TASK STATEMENT >> Count the lines below that contain the word "with" and give only the number.

STORED DATA >>
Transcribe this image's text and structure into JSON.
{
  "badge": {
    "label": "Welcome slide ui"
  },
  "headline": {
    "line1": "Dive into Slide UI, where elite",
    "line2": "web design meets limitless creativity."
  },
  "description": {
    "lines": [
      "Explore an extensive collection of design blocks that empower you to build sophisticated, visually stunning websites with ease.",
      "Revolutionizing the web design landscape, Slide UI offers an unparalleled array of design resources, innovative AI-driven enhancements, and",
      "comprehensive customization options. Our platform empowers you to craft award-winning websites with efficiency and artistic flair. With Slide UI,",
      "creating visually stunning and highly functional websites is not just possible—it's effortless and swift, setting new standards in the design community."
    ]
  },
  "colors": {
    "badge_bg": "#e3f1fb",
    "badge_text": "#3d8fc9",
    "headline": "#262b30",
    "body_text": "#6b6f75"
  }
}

EXPECTED ANSWER >> 2